## START RECORDS SUPPLIED

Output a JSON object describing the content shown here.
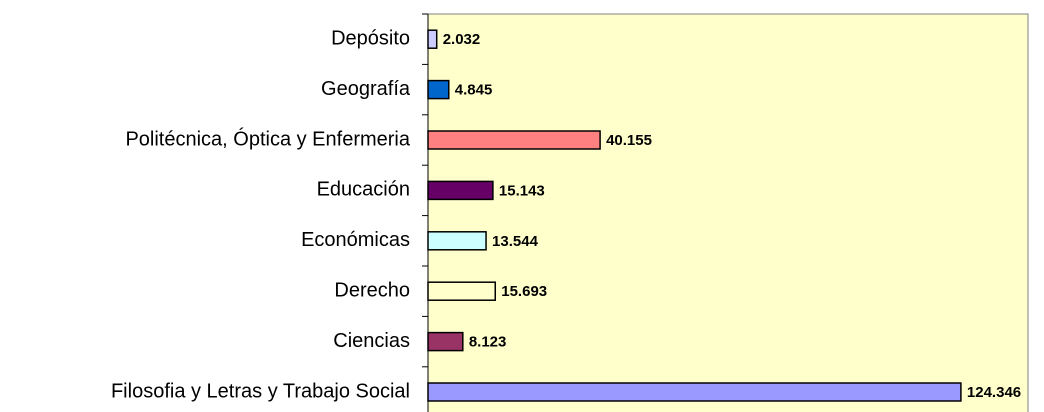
{
  "chart_data": {
    "type": "bar",
    "orientation": "horizontal",
    "categories": [
      "Depósito",
      "Geografía",
      "Politécnica, Óptica y Enfermeria",
      "Educación",
      "Económicas",
      "Derecho",
      "Ciencias",
      "Filosofia y Letras y Trabajo Social"
    ],
    "values": [
      2032,
      4845,
      40155,
      15143,
      13544,
      15693,
      8123,
      124346
    ],
    "value_labels": [
      "2.032",
      "4.845",
      "40.155",
      "15.143",
      "13.544",
      "15.693",
      "8.123",
      "124.346"
    ],
    "colors": [
      "#ccccff",
      "#0066cc",
      "#ff8080",
      "#660066",
      "#ccffff",
      "#ffffcc",
      "#993366",
      "#9999ff"
    ],
    "xlim": [
      0,
      140000
    ]
  }
}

## END RECORDS SUPPLIED

[GIVEN INSTRUCTION]
Transcribe the records verbatim and omit the images.

[WRITTEN ANSWER]
Output a JSON object describing the content shown here.
{
  "chart_data": {
    "type": "bar",
    "orientation": "horizontal",
    "categories": [
      "Depósito",
      "Geografía",
      "Politécnica, Óptica y Enfermeria",
      "Educación",
      "Económicas",
      "Derecho",
      "Ciencias",
      "Filosofia y Letras y Trabajo Social"
    ],
    "values": [
      2032,
      4845,
      40155,
      15143,
      13544,
      15693,
      8123,
      124346
    ],
    "value_labels": [
      "2.032",
      "4.845",
      "40.155",
      "15.143",
      "13.544",
      "15.693",
      "8.123",
      "124.346"
    ],
    "colors": [
      "#ccccff",
      "#0066cc",
      "#ff8080",
      "#660066",
      "#ccffff",
      "#ffffcc",
      "#993366",
      "#9999ff"
    ],
    "xlim": [
      0,
      140000
    ]
  }
}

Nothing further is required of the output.